# SET TASK
Count every line in the entries that contains "JSON". Report that count alone.

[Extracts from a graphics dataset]
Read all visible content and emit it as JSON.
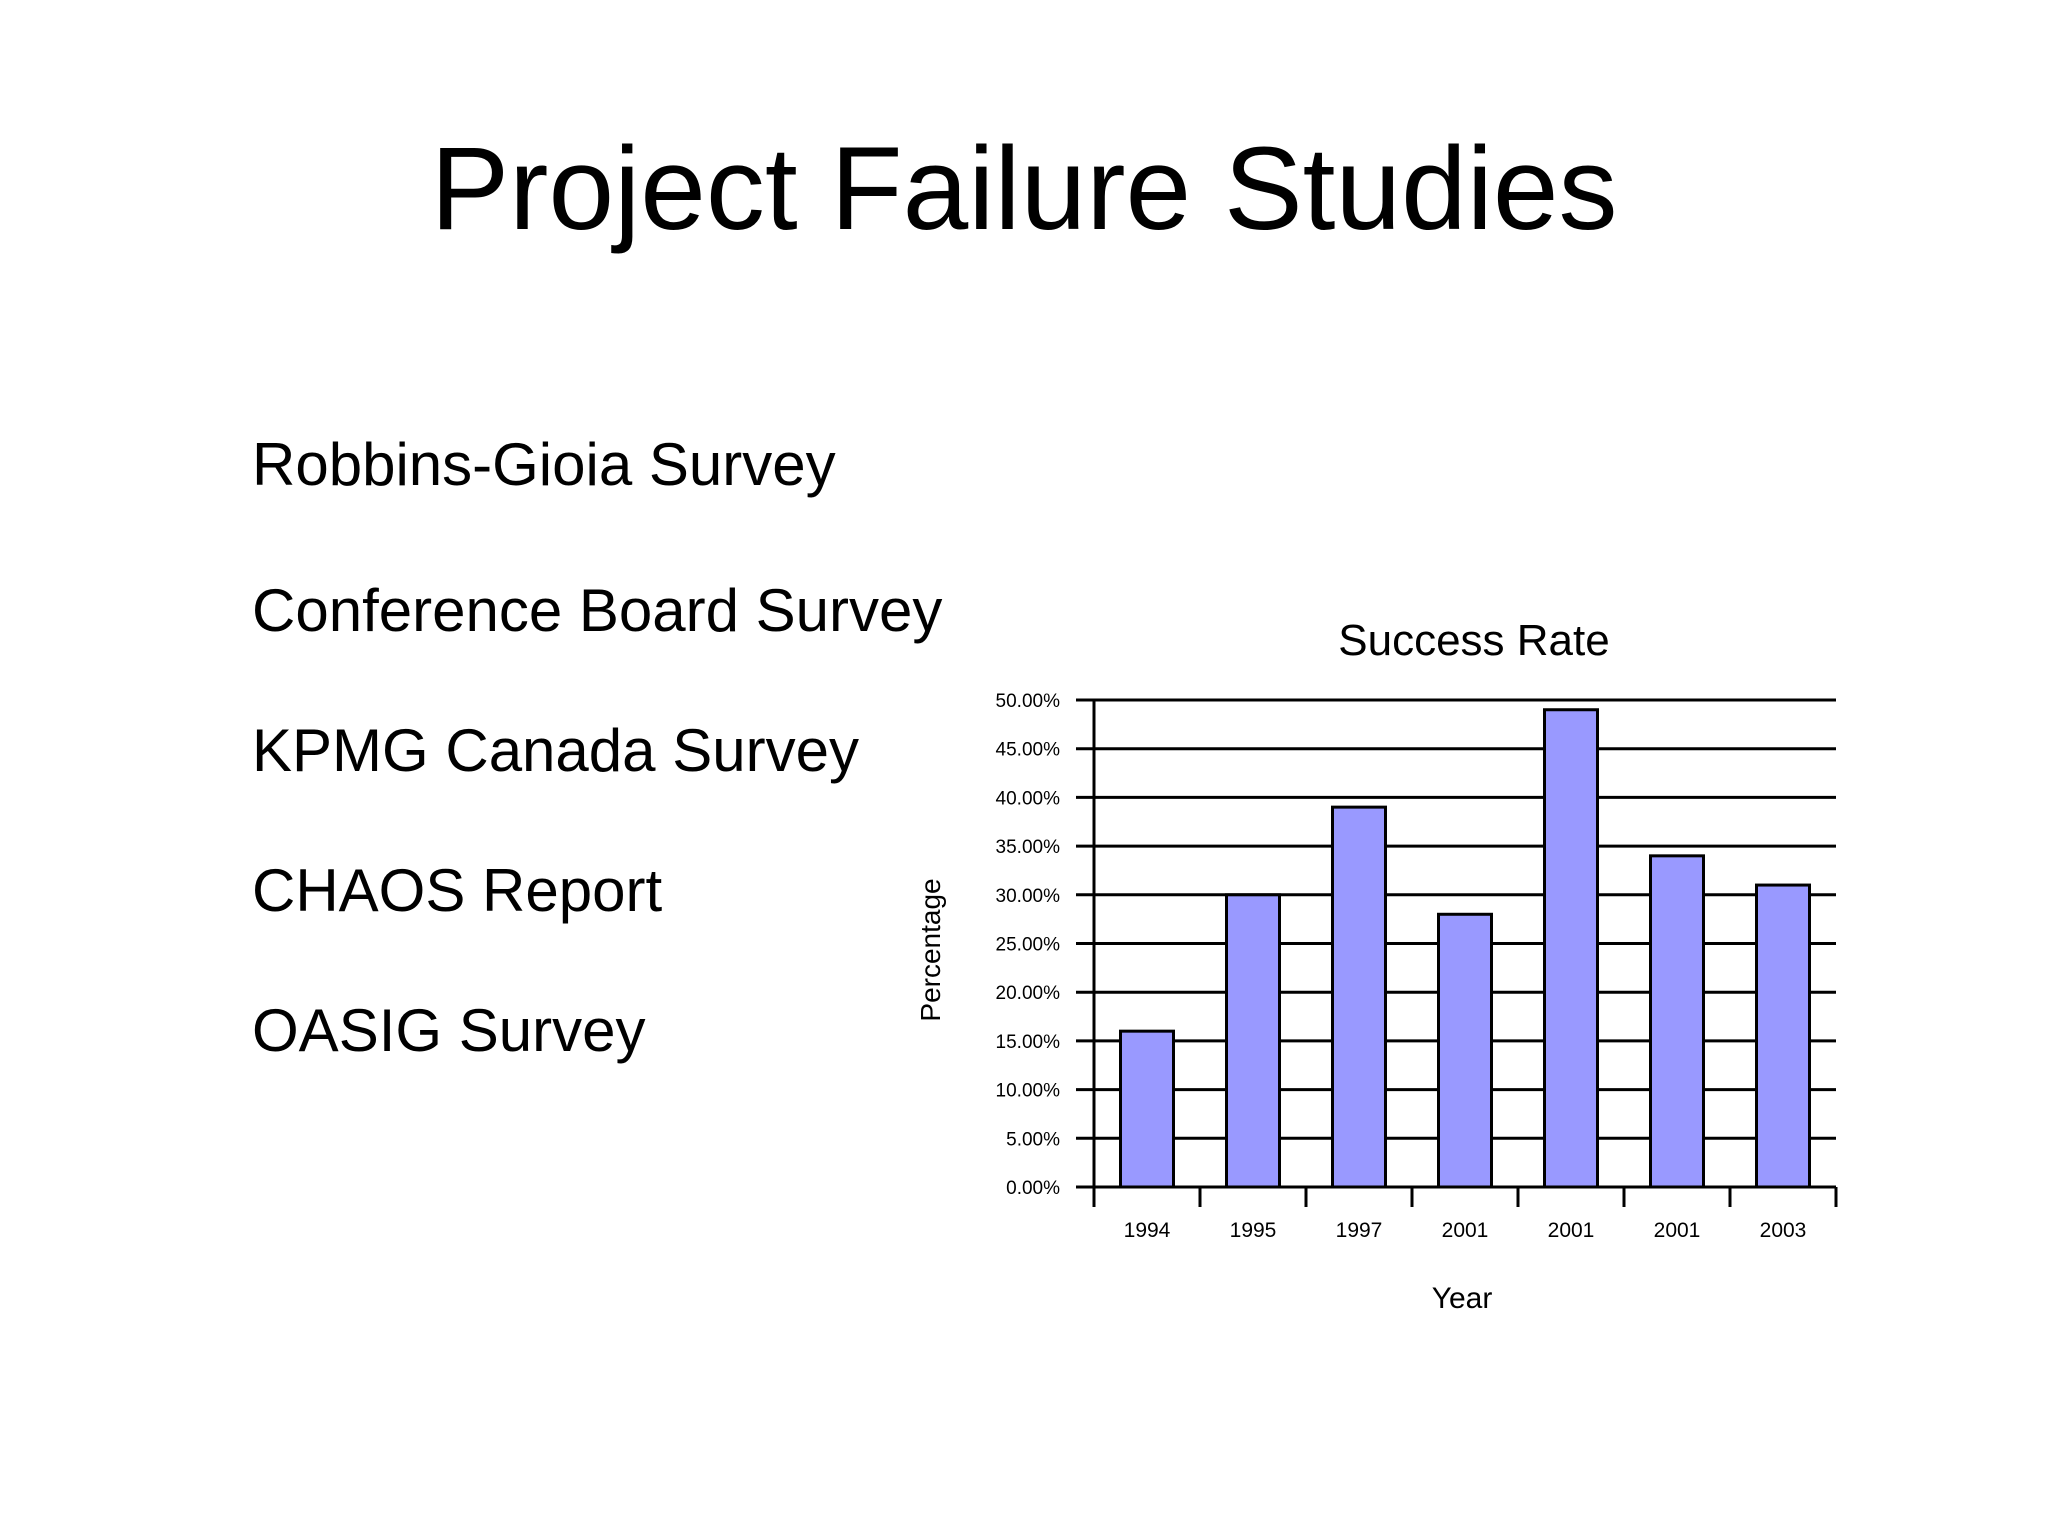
{
  "slide": {
    "title": "Project Failure Studies",
    "surveys": [
      "Robbins-Gioia Survey",
      "Conference Board Survey",
      "KPMG Canada Survey",
      "CHAOS Report",
      "OASIG Survey"
    ]
  },
  "chart_data": {
    "type": "bar",
    "title": "Success Rate",
    "xlabel": "Year",
    "ylabel": "Percentage",
    "categories": [
      "1994",
      "1995",
      "1997",
      "2001",
      "2001",
      "2001",
      "2003"
    ],
    "values": [
      16,
      30,
      39,
      28,
      49,
      34,
      31
    ],
    "ylim": [
      0,
      50
    ],
    "yticks": [
      "0.00%",
      "5.00%",
      "10.00%",
      "15.00%",
      "20.00%",
      "25.00%",
      "30.00%",
      "35.00%",
      "40.00%",
      "45.00%",
      "50.00%"
    ],
    "grid": true,
    "legend": "none",
    "bar_color": "#9999ff",
    "edge_color": "#000000"
  }
}
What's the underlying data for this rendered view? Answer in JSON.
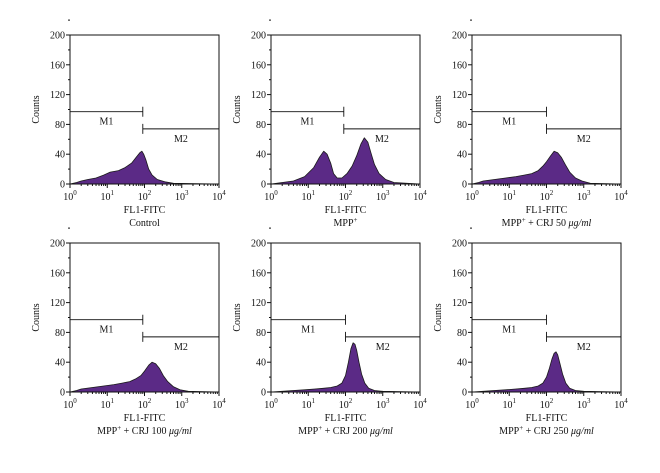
{
  "colors": {
    "fill": "#5b2a86",
    "outline": "#1a1a1a",
    "axis": "#111111"
  },
  "chart_data": [
    {
      "type": "area",
      "xlabel": "FL1-FITC",
      "condition": "Control",
      "ylabel": "Counts",
      "xscale": "log",
      "xlim": [
        1,
        10000
      ],
      "ylim": [
        0,
        200
      ],
      "yticks": [
        "0",
        "40",
        "80",
        "120",
        "160",
        "200"
      ],
      "xticks": [
        "10",
        "10",
        "10",
        "10",
        "10"
      ],
      "xtick_exps": [
        "0",
        "1",
        "2",
        "3",
        "4"
      ],
      "markers": [
        {
          "label": "M1",
          "x_start": 1,
          "x_end": 90,
          "y": 97
        },
        {
          "label": "M2",
          "x_start": 90,
          "x_end": 10000,
          "y": 74
        }
      ],
      "x": [
        1.0,
        1.5,
        2,
        3,
        5,
        8,
        12,
        20,
        30,
        45,
        60,
        75,
        85,
        95,
        110,
        130,
        160,
        220,
        350,
        600,
        10000
      ],
      "values": [
        0,
        2,
        4,
        6,
        8,
        12,
        16,
        18,
        22,
        28,
        36,
        42,
        44,
        40,
        32,
        20,
        12,
        6,
        3,
        1,
        0
      ]
    },
    {
      "type": "area",
      "xlabel": "FL1-FITC",
      "condition": "MPP",
      "condition_sup": "+",
      "ylabel": "Counts",
      "xscale": "log",
      "xlim": [
        1,
        10000
      ],
      "ylim": [
        0,
        200
      ],
      "yticks": [
        "0",
        "40",
        "80",
        "120",
        "160",
        "200"
      ],
      "xticks": [
        "10",
        "10",
        "10",
        "10",
        "10"
      ],
      "xtick_exps": [
        "0",
        "1",
        "2",
        "3",
        "4"
      ],
      "markers": [
        {
          "label": "M1",
          "x_start": 1,
          "x_end": 90,
          "y": 97
        },
        {
          "label": "M2",
          "x_start": 90,
          "x_end": 10000,
          "y": 74
        }
      ],
      "x": [
        1.0,
        2,
        4,
        8,
        14,
        20,
        26,
        32,
        40,
        48,
        60,
        80,
        110,
        150,
        200,
        260,
        320,
        400,
        480,
        600,
        800,
        1200,
        2000,
        10000
      ],
      "values": [
        0,
        2,
        4,
        10,
        22,
        36,
        44,
        40,
        28,
        14,
        8,
        8,
        14,
        24,
        38,
        54,
        62,
        56,
        42,
        26,
        14,
        6,
        2,
        0
      ]
    },
    {
      "type": "area",
      "xlabel": "FL1-FITC",
      "condition": "MPP",
      "condition_sup": "+",
      "condition_post": " + CRJ 50 ",
      "condition_unit": "μg/ml",
      "ylabel": "Counts",
      "xscale": "log",
      "xlim": [
        1,
        10000
      ],
      "ylim": [
        0,
        200
      ],
      "yticks": [
        "0",
        "40",
        "80",
        "120",
        "160",
        "200"
      ],
      "xticks": [
        "10",
        "10",
        "10",
        "10",
        "10"
      ],
      "xtick_exps": [
        "0",
        "1",
        "2",
        "3",
        "4"
      ],
      "markers": [
        {
          "label": "M1",
          "x_start": 1,
          "x_end": 100,
          "y": 97
        },
        {
          "label": "M2",
          "x_start": 100,
          "x_end": 10000,
          "y": 74
        }
      ],
      "x": [
        1.0,
        1.5,
        2,
        4,
        8,
        15,
        25,
        40,
        60,
        80,
        100,
        130,
        160,
        200,
        250,
        320,
        420,
        600,
        900,
        1500,
        10000
      ],
      "values": [
        0,
        2,
        4,
        6,
        8,
        10,
        12,
        14,
        18,
        24,
        30,
        38,
        44,
        42,
        36,
        26,
        16,
        8,
        4,
        1,
        0
      ]
    },
    {
      "type": "area",
      "xlabel": "FL1-FITC",
      "condition": "MPP",
      "condition_sup": "+",
      "condition_post": " + CRJ 100 ",
      "condition_unit": "μg/ml",
      "ylabel": "Counts",
      "xscale": "log",
      "xlim": [
        1,
        10000
      ],
      "ylim": [
        0,
        200
      ],
      "yticks": [
        "0",
        "40",
        "80",
        "120",
        "160",
        "200"
      ],
      "xticks": [
        "10",
        "10",
        "10",
        "10",
        "10"
      ],
      "xtick_exps": [
        "0",
        "1",
        "2",
        "3",
        "4"
      ],
      "markers": [
        {
          "label": "M1",
          "x_start": 1,
          "x_end": 90,
          "y": 97
        },
        {
          "label": "M2",
          "x_start": 90,
          "x_end": 10000,
          "y": 74
        }
      ],
      "x": [
        1.0,
        1.5,
        2,
        4,
        8,
        15,
        25,
        40,
        60,
        80,
        100,
        130,
        160,
        200,
        250,
        320,
        420,
        600,
        900,
        1500,
        10000
      ],
      "values": [
        0,
        2,
        4,
        6,
        8,
        10,
        12,
        14,
        18,
        22,
        28,
        36,
        40,
        38,
        32,
        22,
        14,
        7,
        3,
        1,
        0
      ]
    },
    {
      "type": "area",
      "xlabel": "FL1-FITC",
      "condition": "MPP",
      "condition_sup": "+",
      "condition_post": " + CRJ 200 ",
      "condition_unit": "μg/ml",
      "ylabel": "Counts",
      "xscale": "log",
      "xlim": [
        1,
        10000
      ],
      "ylim": [
        0,
        200
      ],
      "yticks": [
        "0",
        "40",
        "80",
        "120",
        "160",
        "200"
      ],
      "xticks": [
        "10",
        "10",
        "10",
        "10",
        "10"
      ],
      "xtick_exps": [
        "0",
        "1",
        "2",
        "3",
        "4"
      ],
      "markers": [
        {
          "label": "M1",
          "x_start": 1,
          "x_end": 100,
          "y": 97
        },
        {
          "label": "M2",
          "x_start": 100,
          "x_end": 10000,
          "y": 74
        }
      ],
      "x": [
        1.0,
        2,
        4,
        8,
        15,
        25,
        40,
        60,
        80,
        100,
        120,
        140,
        160,
        180,
        200,
        230,
        270,
        330,
        420,
        600,
        1000,
        10000
      ],
      "values": [
        0,
        1,
        2,
        3,
        4,
        5,
        6,
        8,
        12,
        22,
        40,
        58,
        66,
        64,
        56,
        40,
        24,
        12,
        5,
        2,
        1,
        0
      ]
    },
    {
      "type": "area",
      "xlabel": "FL1-FITC",
      "condition": "MPP",
      "condition_sup": "+",
      "condition_post": " + CRJ 250 ",
      "condition_unit": "μg/ml",
      "ylabel": "Counts",
      "xscale": "log",
      "xlim": [
        1,
        10000
      ],
      "ylim": [
        0,
        200
      ],
      "yticks": [
        "0",
        "40",
        "80",
        "120",
        "160",
        "200"
      ],
      "xticks": [
        "10",
        "10",
        "10",
        "10",
        "10"
      ],
      "xtick_exps": [
        "0",
        "1",
        "2",
        "3",
        "4"
      ],
      "markers": [
        {
          "label": "M1",
          "x_start": 1,
          "x_end": 100,
          "y": 97
        },
        {
          "label": "M2",
          "x_start": 100,
          "x_end": 10000,
          "y": 74
        }
      ],
      "x": [
        1.0,
        2,
        4,
        8,
        15,
        25,
        40,
        60,
        80,
        100,
        120,
        140,
        160,
        180,
        200,
        230,
        270,
        330,
        420,
        600,
        1000,
        10000
      ],
      "values": [
        0,
        1,
        2,
        3,
        4,
        5,
        6,
        8,
        12,
        20,
        32,
        44,
        52,
        54,
        50,
        38,
        24,
        12,
        5,
        2,
        1,
        0
      ]
    }
  ]
}
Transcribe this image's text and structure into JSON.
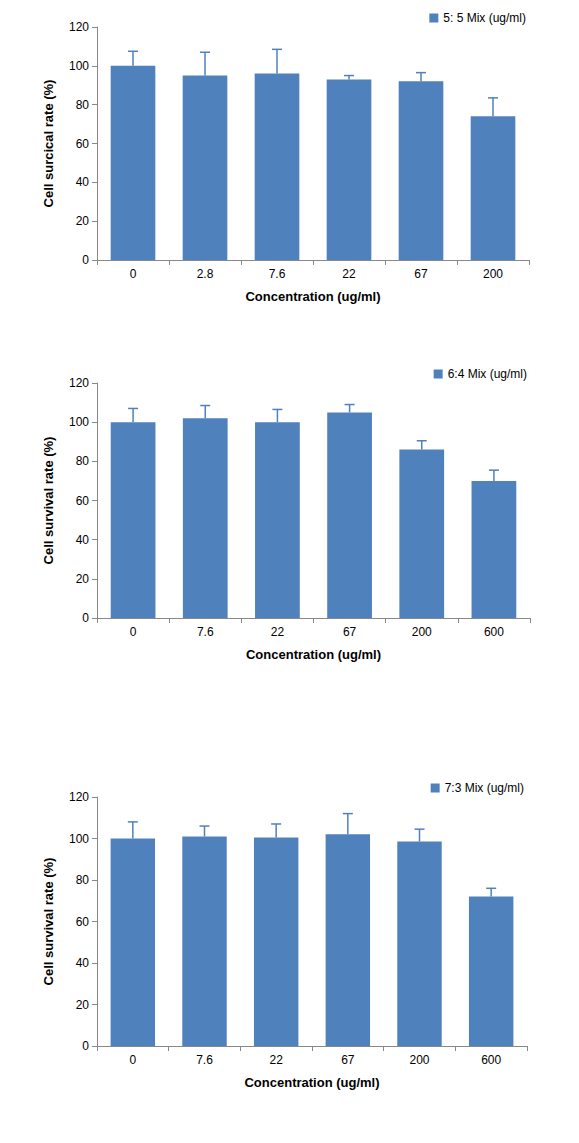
{
  "chart_data": [
    {
      "type": "bar",
      "x_label": "Concentration (ug/ml)",
      "y_label": "Cell surcical rate (%)",
      "categories": [
        "0",
        "2.8",
        "7.6",
        "22",
        "67",
        "200"
      ],
      "series": [
        {
          "name": "5: 5 Mix (ug/ml)",
          "color": "#4f81bd",
          "values": [
            100,
            95,
            96,
            93,
            92,
            74
          ],
          "errors": [
            7.5,
            12,
            12.5,
            2,
            4.5,
            9.5
          ]
        }
      ],
      "ylim": [
        0,
        120
      ],
      "yticks": [
        0,
        20,
        40,
        60,
        80,
        100,
        120
      ],
      "grid": false,
      "legend": "upper right"
    },
    {
      "type": "bar",
      "x_label": "Concentration (ug/ml)",
      "y_label": "Cell survival rate (%)",
      "categories": [
        "0",
        "7.6",
        "22",
        "67",
        "200",
        "600"
      ],
      "series": [
        {
          "name": "6:4 Mix (ug/ml)",
          "color": "#4f81bd",
          "values": [
            100,
            102,
            100,
            105,
            86,
            70
          ],
          "errors": [
            7,
            6.5,
            6.5,
            4,
            4.5,
            5.5
          ]
        }
      ],
      "ylim": [
        0,
        120
      ],
      "yticks": [
        0,
        20,
        40,
        60,
        80,
        100,
        120
      ],
      "grid": false,
      "legend": "upper right"
    },
    {
      "type": "bar",
      "x_label": "Concentration (ug/ml)",
      "y_label": "Cell survival rate (%)",
      "categories": [
        "0",
        "7.6",
        "22",
        "67",
        "200",
        "600"
      ],
      "series": [
        {
          "name": "7:3 Mix (ug/ml)",
          "color": "#4f81bd",
          "values": [
            100,
            101,
            100.5,
            102,
            98.5,
            72
          ],
          "errors": [
            8,
            5,
            6.5,
            10,
            6,
            4
          ]
        }
      ],
      "ylim": [
        0,
        120
      ],
      "yticks": [
        0,
        20,
        40,
        60,
        80,
        100,
        120
      ],
      "grid": false,
      "legend": "upper right"
    }
  ]
}
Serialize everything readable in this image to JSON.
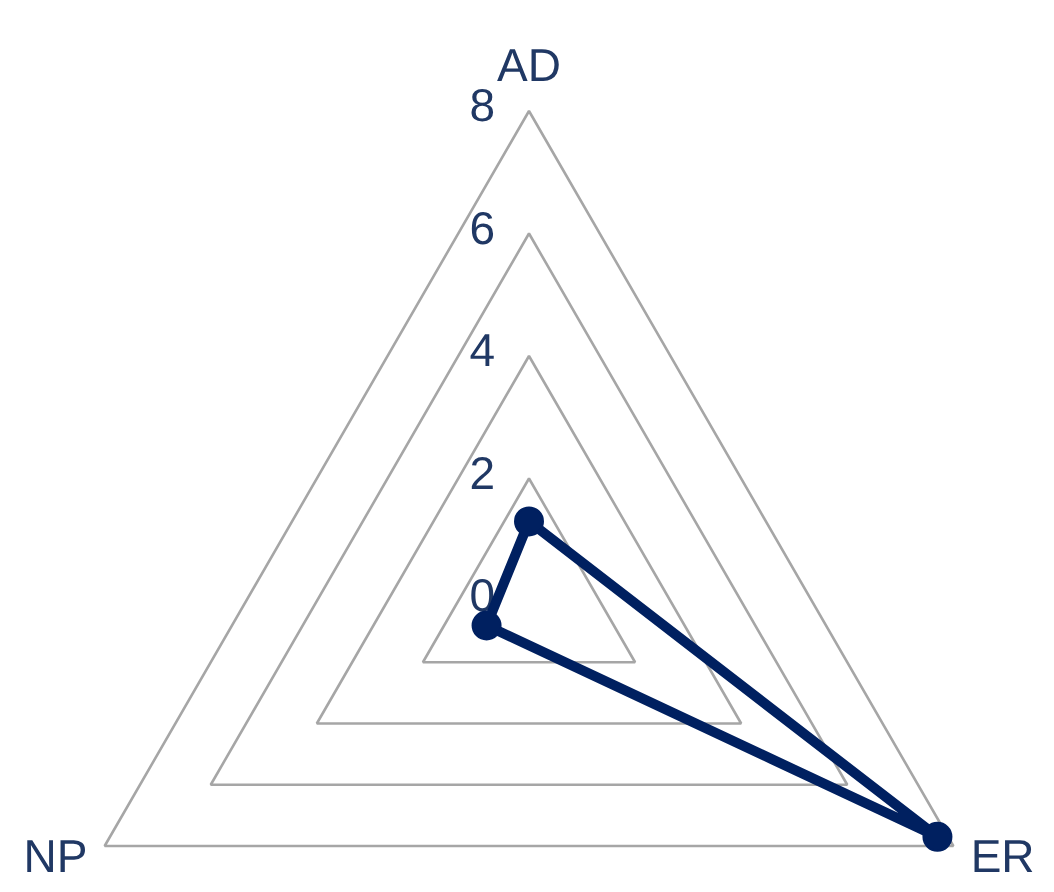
{
  "chart_data": {
    "type": "radar",
    "categories": [
      "AD",
      "ER",
      "NP"
    ],
    "series": [
      {
        "color": "#002060",
        "values": [
          1.3,
          7.7,
          0.8
        ]
      }
    ],
    "ylim": [
      0,
      8
    ],
    "yticks": [
      0,
      2,
      4,
      6,
      8
    ],
    "grid": true,
    "marker": "circle",
    "line_style": "solid"
  }
}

# FINISHED EXERCISE
4